→ WORK TO DO
Type out every line below exactly as it reads.

→ MATERIAL FOR THIS EXERCISE
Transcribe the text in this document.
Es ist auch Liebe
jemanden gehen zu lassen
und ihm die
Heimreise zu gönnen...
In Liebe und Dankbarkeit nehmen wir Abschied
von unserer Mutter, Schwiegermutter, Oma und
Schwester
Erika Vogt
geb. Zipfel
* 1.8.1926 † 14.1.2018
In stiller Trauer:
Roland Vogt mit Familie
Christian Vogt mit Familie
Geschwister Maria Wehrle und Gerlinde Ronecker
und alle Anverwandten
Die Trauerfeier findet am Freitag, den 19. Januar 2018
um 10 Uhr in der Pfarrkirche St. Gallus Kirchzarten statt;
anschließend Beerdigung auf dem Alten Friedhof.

→ WRITTEN SOLUTION
Transcribe the text in this document.
Es ist auch Liebe
jemanden gehen zu lassen
und ihm die
Heimreise zu gönnen...
In Liebe und Dankbarkeit nehmen wir Abschied
von unserer Mutter, Schwiegermutter, Oma und
Schwester
Erika Vogt
geb. Zipfel
* 1.8.1926 † 14.1.2018
In stiller Trauer:
Roland Vogt mit Familie
Christian Vogt mit Familie
Geschwister Maria Wehrle und Gerlinde Ronecker
und alle Anverwandten
Die Trauerfeier findet am Freitag, den 19. Januar 2018
um 10 Uhr in der Pfarrkirche St. Gallus Kirchzarten statt;
anschließend Beerdigung auf dem Alten Friedhof.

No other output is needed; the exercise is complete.